> [Given request]:
Every entry below should be repeated exactly; the pictures should not.

[start Listing]

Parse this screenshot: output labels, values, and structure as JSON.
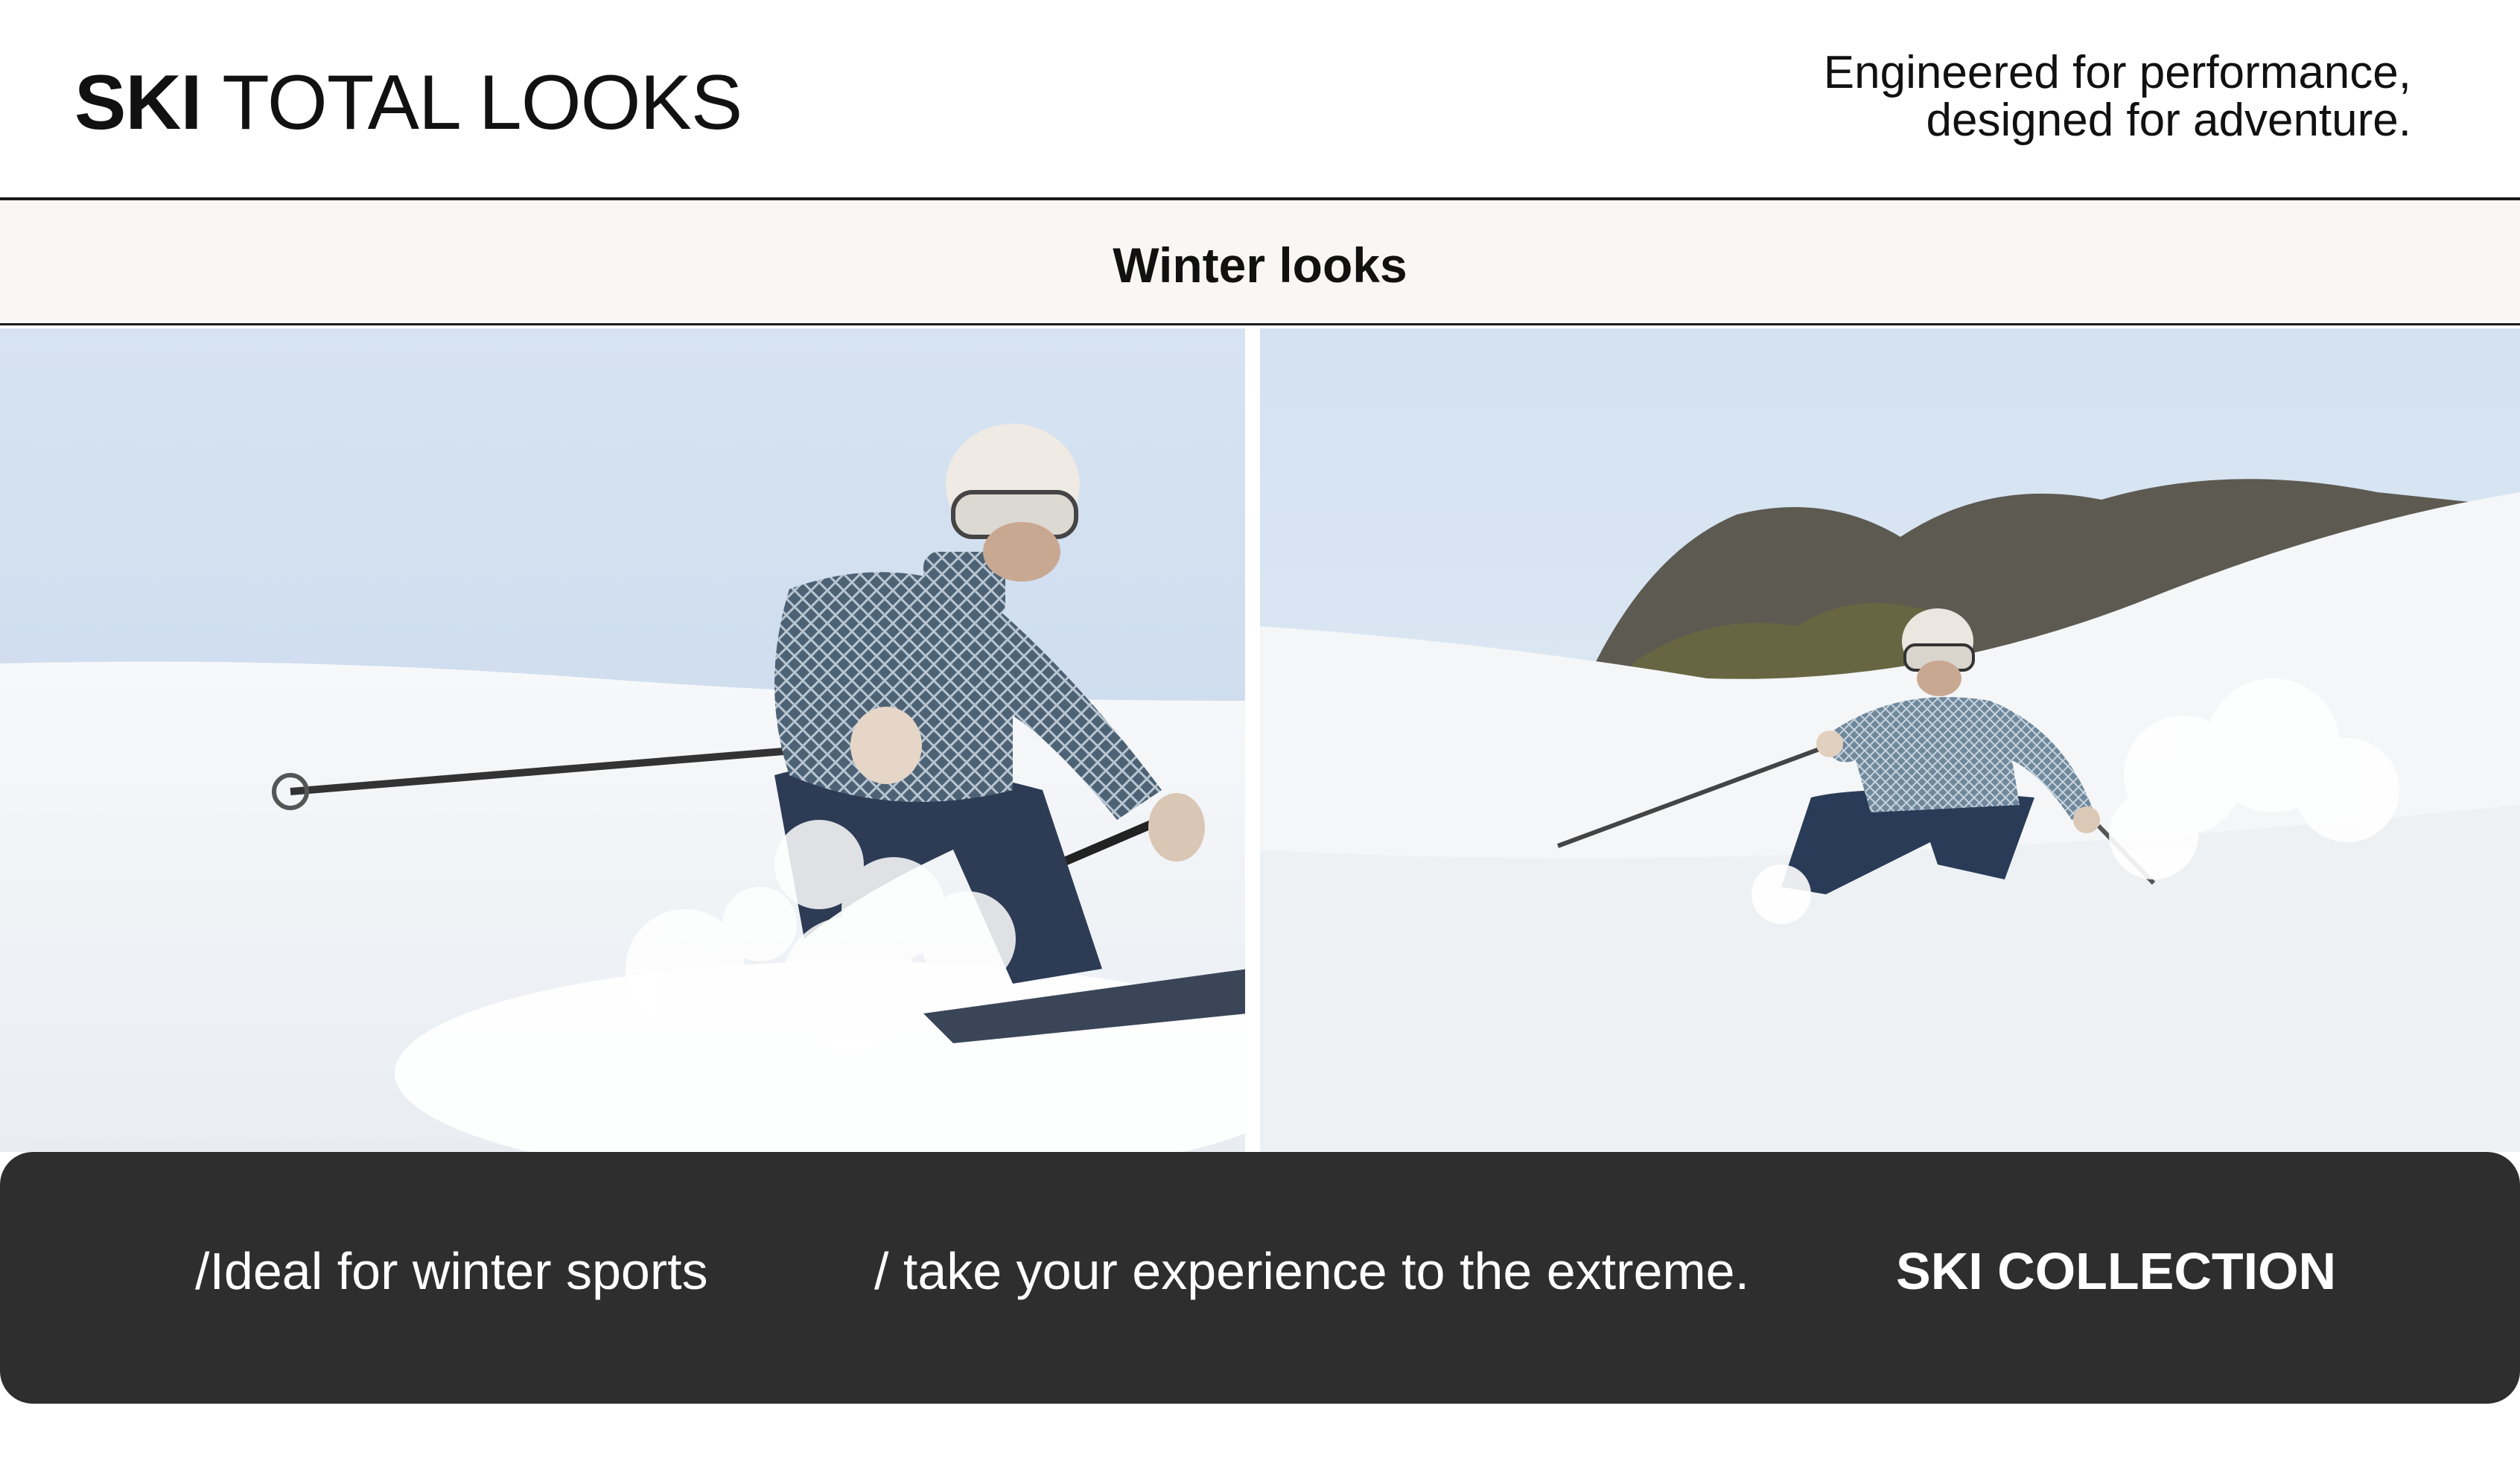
{
  "header": {
    "title_bold": "SKI",
    "title_light": "TOTAL LOOKS",
    "tagline_line1": "Engineered for performance,",
    "tagline_line2": "designed for adventure."
  },
  "section": {
    "title": "Winter looks"
  },
  "images": [
    {
      "subject": "skier-closeup"
    },
    {
      "subject": "skier-on-slope"
    }
  ],
  "footer": {
    "item1": "/Ideal for winter sports",
    "item2": "/ take your experience to the extreme.",
    "cta": "SKI COLLECTION"
  },
  "colors": {
    "panel": "#2e2e2e",
    "subbar": "#f8f7f5",
    "sky": "#d3e0ee",
    "snow": "#f3f5f7",
    "jacket": "#4a5f72",
    "pants": "#2c3a52"
  }
}
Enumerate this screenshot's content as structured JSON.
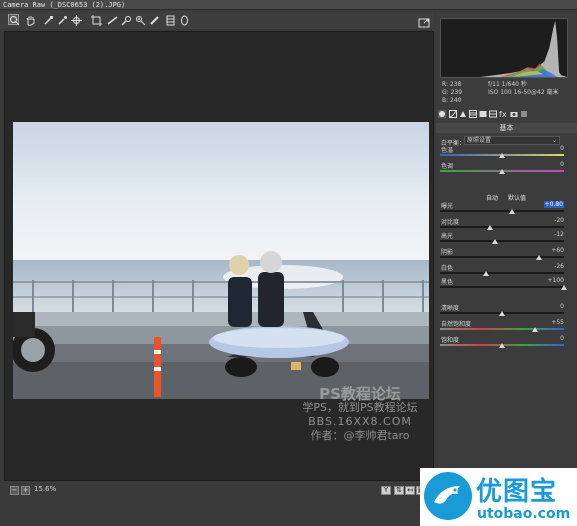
{
  "window": {
    "title": "Camera Raw (_DSC0653 (2).JPG)"
  },
  "toolbar": {
    "tools": [
      {
        "name": "zoom-tool-icon",
        "active": true
      },
      {
        "name": "hand-tool-icon",
        "active": false
      },
      {
        "name": "white-balance-tool-icon",
        "active": false
      },
      {
        "name": "color-sampler-tool-icon",
        "active": false
      },
      {
        "name": "targeted-adjustment-tool-icon",
        "active": false
      },
      {
        "name": "crop-tool-icon",
        "active": false
      },
      {
        "name": "straighten-tool-icon",
        "active": false
      },
      {
        "name": "spot-removal-tool-icon",
        "active": false
      },
      {
        "name": "red-eye-tool-icon",
        "active": false
      },
      {
        "name": "adjustment-brush-icon",
        "active": false
      },
      {
        "name": "graduated-filter-icon",
        "active": false
      },
      {
        "name": "radial-filter-icon",
        "active": false
      }
    ]
  },
  "readout": {
    "r": "R:  238",
    "g": "G:  239",
    "b": "B:  240",
    "exif_line1": "f/11   1/640 秒",
    "exif_line2": "ISO 100   16-50@42 毫米"
  },
  "panel": {
    "section_title": "基本",
    "white_balance_label": "白平衡：",
    "white_balance_value": "原照设置",
    "auto_label": "自动",
    "default_label": "默认值",
    "sliders": [
      {
        "id": "temperature",
        "label": "色温",
        "value": "0",
        "position": 0.5
      },
      {
        "id": "tint",
        "label": "色调",
        "value": "0",
        "position": 0.5
      },
      {
        "id": "exposure",
        "label": "曝光",
        "value": "+0.80",
        "position": 0.58,
        "highlight": true
      },
      {
        "id": "contrast",
        "label": "对比度",
        "value": "-20",
        "position": 0.4
      },
      {
        "id": "highlights",
        "label": "高光",
        "value": "-12",
        "position": 0.44
      },
      {
        "id": "shadows",
        "label": "阴影",
        "value": "+60",
        "position": 0.8
      },
      {
        "id": "whites",
        "label": "白色",
        "value": "-26",
        "position": 0.37
      },
      {
        "id": "blacks",
        "label": "黑色",
        "value": "+100",
        "position": 1.0
      },
      {
        "id": "clarity",
        "label": "清晰度",
        "value": "0",
        "position": 0.5
      },
      {
        "id": "vibrance",
        "label": "自然饱和度",
        "value": "+55",
        "position": 0.77
      },
      {
        "id": "saturation",
        "label": "饱和度",
        "value": "0",
        "position": 0.5
      }
    ]
  },
  "status": {
    "zoom": "15.6%"
  },
  "watermark": {
    "line1": "PS教程论坛",
    "line2": "学PS，就到PS教程论坛",
    "line3": "BBS.16XX8.COM",
    "line4": "作者：@李帅君taro"
  },
  "logo": {
    "name": "优图宝",
    "url": "utobao.com"
  },
  "colors": {
    "accent": "#2d5fbf",
    "logo_blue": "#1a9ad6"
  }
}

[end Listing]

> [Answer to the task]:
Parse this screenshot: output labels, values, and structure as JSON.
{
  "header": {
    "title_bold": "SKI",
    "title_light": "TOTAL LOOKS",
    "tagline_line1": "Engineered for performance,",
    "tagline_line2": "designed for adventure."
  },
  "section": {
    "title": "Winter looks"
  },
  "images": [
    {
      "subject": "skier-closeup"
    },
    {
      "subject": "skier-on-slope"
    }
  ],
  "footer": {
    "item1": "/Ideal for winter sports",
    "item2": "/ take your experience to the extreme.",
    "cta": "SKI COLLECTION"
  },
  "colors": {
    "panel": "#2e2e2e",
    "subbar": "#f8f7f5",
    "sky": "#d3e0ee",
    "snow": "#f3f5f7",
    "jacket": "#4a5f72",
    "pants": "#2c3a52"
  }
}
Enumerate this screenshot's content as structured JSON.
{
  "window": {
    "title": "Camera Raw (_DSC0653 (2).JPG)"
  },
  "toolbar": {
    "tools": [
      {
        "name": "zoom-tool-icon",
        "active": true
      },
      {
        "name": "hand-tool-icon",
        "active": false
      },
      {
        "name": "white-balance-tool-icon",
        "active": false
      },
      {
        "name": "color-sampler-tool-icon",
        "active": false
      },
      {
        "name": "targeted-adjustment-tool-icon",
        "active": false
      },
      {
        "name": "crop-tool-icon",
        "active": false
      },
      {
        "name": "straighten-tool-icon",
        "active": false
      },
      {
        "name": "spot-removal-tool-icon",
        "active": false
      },
      {
        "name": "red-eye-tool-icon",
        "active": false
      },
      {
        "name": "adjustment-brush-icon",
        "active": false
      },
      {
        "name": "graduated-filter-icon",
        "active": false
      },
      {
        "name": "radial-filter-icon",
        "active": false
      }
    ]
  },
  "readout": {
    "r": "R:  238",
    "g": "G:  239",
    "b": "B:  240",
    "exif_line1": "f/11   1/640 秒",
    "exif_line2": "ISO 100   16-50@42 毫米"
  },
  "panel": {
    "section_title": "基本",
    "white_balance_label": "白平衡：",
    "white_balance_value": "原照设置",
    "auto_label": "自动",
    "default_label": "默认值",
    "sliders": [
      {
        "id": "temperature",
        "label": "色温",
        "value": "0",
        "position": 0.5
      },
      {
        "id": "tint",
        "label": "色调",
        "value": "0",
        "position": 0.5
      },
      {
        "id": "exposure",
        "label": "曝光",
        "value": "+0.80",
        "position": 0.58,
        "highlight": true
      },
      {
        "id": "contrast",
        "label": "对比度",
        "value": "-20",
        "position": 0.4
      },
      {
        "id": "highlights",
        "label": "高光",
        "value": "-12",
        "position": 0.44
      },
      {
        "id": "shadows",
        "label": "阴影",
        "value": "+60",
        "position": 0.8
      },
      {
        "id": "whites",
        "label": "白色",
        "value": "-26",
        "position": 0.37
      },
      {
        "id": "blacks",
        "label": "黑色",
        "value": "+100",
        "position": 1.0
      },
      {
        "id": "clarity",
        "label": "清晰度",
        "value": "0",
        "position": 0.5
      },
      {
        "id": "vibrance",
        "label": "自然饱和度",
        "value": "+55",
        "position": 0.77
      },
      {
        "id": "saturation",
        "label": "饱和度",
        "value": "0",
        "position": 0.5
      }
    ]
  },
  "status": {
    "zoom": "15.6%"
  },
  "watermark": {
    "line1": "PS教程论坛",
    "line2": "学PS，就到PS教程论坛",
    "line3": "BBS.16XX8.COM",
    "line4": "作者：@李帅君taro"
  },
  "logo": {
    "name": "优图宝",
    "url": "utobao.com"
  },
  "colors": {
    "accent": "#2d5fbf",
    "logo_blue": "#1a9ad6"
  }
}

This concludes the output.